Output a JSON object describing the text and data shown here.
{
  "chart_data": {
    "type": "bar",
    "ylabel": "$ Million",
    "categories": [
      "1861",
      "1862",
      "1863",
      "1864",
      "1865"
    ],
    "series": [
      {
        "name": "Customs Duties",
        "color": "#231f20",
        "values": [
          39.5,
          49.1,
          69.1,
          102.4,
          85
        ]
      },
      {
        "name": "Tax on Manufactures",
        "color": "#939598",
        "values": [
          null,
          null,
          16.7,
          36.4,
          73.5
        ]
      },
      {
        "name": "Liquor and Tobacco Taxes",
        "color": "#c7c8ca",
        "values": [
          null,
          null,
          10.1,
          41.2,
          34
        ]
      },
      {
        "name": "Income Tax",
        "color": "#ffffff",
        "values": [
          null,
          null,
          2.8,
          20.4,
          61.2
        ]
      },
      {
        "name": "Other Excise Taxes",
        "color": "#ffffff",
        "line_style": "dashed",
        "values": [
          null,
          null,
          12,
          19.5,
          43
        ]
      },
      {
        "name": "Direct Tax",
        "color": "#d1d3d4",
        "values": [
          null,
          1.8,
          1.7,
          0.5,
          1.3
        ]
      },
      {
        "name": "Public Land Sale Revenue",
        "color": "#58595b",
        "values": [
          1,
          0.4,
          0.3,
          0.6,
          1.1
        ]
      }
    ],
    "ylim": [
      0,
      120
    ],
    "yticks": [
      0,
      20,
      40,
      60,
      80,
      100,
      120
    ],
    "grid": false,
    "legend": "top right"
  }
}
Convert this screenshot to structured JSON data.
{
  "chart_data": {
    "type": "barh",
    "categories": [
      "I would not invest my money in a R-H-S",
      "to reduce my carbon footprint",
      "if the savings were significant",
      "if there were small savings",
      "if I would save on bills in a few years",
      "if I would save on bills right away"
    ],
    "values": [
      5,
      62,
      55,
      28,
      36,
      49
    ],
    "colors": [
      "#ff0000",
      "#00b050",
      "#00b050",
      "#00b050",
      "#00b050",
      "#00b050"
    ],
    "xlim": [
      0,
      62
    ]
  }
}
⁂
Task goal:
Go through the records and show every line with the string "Taxes" in it.

Reply to the task:
        "name": "Liquor and Tobacco Taxes",
        "name": "Other Excise Taxes",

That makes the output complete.